Listed records:
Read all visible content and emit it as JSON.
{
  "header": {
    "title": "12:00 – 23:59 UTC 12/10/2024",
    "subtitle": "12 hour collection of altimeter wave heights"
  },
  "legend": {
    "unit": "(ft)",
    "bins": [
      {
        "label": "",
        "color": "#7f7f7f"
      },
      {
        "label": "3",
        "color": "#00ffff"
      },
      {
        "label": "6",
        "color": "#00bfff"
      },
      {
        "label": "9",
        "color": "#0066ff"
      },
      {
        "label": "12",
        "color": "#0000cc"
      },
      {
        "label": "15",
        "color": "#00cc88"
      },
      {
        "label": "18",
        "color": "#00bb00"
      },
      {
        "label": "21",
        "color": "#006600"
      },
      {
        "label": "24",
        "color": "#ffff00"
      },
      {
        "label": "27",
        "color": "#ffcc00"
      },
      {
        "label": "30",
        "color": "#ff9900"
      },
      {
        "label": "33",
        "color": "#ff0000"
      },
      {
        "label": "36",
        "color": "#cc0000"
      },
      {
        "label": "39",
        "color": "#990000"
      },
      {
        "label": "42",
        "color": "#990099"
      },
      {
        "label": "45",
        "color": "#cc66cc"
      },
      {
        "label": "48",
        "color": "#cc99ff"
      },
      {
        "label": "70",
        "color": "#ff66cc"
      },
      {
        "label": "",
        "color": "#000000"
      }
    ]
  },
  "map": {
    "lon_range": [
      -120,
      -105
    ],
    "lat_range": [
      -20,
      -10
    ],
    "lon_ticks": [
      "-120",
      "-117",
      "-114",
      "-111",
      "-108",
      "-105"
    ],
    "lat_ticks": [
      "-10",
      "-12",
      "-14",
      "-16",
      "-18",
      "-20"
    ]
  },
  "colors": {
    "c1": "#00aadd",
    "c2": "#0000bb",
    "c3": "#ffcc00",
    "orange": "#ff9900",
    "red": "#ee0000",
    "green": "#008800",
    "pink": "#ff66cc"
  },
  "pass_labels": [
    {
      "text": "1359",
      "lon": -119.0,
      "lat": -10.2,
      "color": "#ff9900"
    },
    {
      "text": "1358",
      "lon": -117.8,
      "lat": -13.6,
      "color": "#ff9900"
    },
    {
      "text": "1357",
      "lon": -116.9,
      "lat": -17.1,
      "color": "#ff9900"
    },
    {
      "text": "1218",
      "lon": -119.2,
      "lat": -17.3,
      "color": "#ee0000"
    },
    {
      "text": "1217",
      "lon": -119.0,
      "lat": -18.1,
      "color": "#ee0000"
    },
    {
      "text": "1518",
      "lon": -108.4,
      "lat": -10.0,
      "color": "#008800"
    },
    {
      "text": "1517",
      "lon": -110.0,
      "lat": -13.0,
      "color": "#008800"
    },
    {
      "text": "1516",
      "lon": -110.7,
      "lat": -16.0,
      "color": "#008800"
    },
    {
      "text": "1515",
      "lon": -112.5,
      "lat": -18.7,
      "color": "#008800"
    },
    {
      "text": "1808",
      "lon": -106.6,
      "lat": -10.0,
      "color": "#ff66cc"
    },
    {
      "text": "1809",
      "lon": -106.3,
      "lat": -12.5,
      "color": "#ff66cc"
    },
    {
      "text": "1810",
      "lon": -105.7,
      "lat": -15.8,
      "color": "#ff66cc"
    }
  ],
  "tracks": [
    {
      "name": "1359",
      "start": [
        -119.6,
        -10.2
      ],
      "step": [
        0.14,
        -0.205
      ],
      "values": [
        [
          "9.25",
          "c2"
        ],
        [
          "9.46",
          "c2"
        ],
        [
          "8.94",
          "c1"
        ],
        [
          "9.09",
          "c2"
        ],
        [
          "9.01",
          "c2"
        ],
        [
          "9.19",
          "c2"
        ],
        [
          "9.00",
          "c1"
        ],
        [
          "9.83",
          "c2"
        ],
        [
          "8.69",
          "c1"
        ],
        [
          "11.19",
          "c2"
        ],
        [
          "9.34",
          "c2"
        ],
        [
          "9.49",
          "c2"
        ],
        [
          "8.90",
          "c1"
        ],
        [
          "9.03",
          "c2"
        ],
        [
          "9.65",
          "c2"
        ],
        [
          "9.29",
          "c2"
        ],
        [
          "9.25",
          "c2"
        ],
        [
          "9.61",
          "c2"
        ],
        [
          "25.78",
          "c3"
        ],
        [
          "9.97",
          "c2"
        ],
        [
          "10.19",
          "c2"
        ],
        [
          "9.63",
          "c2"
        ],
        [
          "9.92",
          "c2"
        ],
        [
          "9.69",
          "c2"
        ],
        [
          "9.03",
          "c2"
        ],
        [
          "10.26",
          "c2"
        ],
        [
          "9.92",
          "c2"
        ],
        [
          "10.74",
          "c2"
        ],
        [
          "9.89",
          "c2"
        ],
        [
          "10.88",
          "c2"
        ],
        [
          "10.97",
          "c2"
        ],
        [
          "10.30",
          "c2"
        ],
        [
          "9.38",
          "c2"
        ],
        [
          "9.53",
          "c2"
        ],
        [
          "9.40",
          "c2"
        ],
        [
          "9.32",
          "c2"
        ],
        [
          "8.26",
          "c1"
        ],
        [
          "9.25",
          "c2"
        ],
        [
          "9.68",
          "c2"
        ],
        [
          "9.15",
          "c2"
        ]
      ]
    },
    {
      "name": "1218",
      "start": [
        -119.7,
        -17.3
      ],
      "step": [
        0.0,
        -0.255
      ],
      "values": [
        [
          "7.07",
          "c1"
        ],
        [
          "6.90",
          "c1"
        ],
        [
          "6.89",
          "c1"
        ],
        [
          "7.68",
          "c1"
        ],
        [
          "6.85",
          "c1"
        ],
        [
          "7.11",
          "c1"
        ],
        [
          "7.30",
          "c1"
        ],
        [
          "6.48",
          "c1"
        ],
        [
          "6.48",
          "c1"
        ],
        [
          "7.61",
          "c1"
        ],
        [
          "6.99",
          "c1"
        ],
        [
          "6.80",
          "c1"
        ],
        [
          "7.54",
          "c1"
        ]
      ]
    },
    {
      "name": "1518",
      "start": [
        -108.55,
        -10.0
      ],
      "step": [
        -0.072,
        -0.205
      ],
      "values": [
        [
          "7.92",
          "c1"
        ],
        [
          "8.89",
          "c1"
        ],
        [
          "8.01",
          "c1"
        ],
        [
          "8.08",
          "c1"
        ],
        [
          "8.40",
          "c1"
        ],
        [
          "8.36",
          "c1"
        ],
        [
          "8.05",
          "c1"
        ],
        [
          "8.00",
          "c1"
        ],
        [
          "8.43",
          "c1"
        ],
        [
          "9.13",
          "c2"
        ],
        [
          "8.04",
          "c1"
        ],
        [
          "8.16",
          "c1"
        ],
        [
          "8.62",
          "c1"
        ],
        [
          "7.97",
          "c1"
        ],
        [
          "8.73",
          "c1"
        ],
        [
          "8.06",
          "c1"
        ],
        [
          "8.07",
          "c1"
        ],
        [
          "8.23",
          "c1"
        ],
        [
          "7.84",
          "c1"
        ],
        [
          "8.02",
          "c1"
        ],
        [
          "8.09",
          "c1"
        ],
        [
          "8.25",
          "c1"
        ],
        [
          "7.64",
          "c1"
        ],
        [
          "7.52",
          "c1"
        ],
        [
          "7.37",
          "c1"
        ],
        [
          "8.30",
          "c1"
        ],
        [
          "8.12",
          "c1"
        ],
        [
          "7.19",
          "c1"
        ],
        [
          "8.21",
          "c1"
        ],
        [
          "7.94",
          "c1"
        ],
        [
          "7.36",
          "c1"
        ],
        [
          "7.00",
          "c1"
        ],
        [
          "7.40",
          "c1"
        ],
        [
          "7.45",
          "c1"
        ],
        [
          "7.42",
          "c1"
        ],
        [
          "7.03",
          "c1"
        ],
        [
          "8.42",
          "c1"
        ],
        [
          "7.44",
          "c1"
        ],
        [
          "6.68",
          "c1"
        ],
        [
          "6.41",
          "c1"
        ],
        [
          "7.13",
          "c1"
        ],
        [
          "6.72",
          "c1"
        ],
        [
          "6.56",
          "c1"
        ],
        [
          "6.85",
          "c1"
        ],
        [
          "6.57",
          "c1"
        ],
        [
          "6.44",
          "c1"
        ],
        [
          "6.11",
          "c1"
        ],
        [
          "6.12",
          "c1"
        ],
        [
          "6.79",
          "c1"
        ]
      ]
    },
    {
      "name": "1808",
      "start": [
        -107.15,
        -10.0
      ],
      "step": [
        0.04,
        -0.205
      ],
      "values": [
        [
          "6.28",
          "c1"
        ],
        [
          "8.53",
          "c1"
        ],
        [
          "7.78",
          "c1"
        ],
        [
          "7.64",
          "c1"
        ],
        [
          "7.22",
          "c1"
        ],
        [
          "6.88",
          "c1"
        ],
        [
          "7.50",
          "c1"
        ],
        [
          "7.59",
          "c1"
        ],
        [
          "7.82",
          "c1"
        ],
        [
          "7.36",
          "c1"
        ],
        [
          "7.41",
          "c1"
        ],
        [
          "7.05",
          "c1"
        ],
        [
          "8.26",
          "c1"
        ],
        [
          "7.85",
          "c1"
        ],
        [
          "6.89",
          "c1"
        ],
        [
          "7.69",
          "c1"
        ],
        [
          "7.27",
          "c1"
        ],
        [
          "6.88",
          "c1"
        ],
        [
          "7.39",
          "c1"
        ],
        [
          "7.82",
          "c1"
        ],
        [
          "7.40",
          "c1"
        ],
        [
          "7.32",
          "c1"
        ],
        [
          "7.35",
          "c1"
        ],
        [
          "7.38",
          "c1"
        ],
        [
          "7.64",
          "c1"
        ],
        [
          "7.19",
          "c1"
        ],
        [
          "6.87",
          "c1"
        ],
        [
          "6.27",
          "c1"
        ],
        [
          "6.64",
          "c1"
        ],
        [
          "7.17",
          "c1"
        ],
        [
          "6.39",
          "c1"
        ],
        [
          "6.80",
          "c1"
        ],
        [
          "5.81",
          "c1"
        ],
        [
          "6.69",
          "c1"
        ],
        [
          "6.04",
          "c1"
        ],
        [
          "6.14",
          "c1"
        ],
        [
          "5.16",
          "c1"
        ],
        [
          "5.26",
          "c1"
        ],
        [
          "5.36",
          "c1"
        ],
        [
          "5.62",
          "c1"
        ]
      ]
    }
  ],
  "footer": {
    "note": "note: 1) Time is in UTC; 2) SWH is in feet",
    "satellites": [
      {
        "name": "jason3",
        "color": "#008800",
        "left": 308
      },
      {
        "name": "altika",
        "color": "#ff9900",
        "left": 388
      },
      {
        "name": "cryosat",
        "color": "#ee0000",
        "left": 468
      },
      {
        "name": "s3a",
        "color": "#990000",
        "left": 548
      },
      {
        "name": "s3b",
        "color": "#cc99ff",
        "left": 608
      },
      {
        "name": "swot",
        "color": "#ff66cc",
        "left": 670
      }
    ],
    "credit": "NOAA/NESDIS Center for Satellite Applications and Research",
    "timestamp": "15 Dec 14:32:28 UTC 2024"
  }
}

Exercise task:
Report all lines of the material that contain the word "name".

Response to the task:
      "name": "1359",
      "name": "1218",
      "name": "1518",
      "name": "1808",
        "name": "jason3",
        "name": "altika",
        "name": "cryosat",
        "name": "s3a",
        "name": "s3b",
        "name": "swot",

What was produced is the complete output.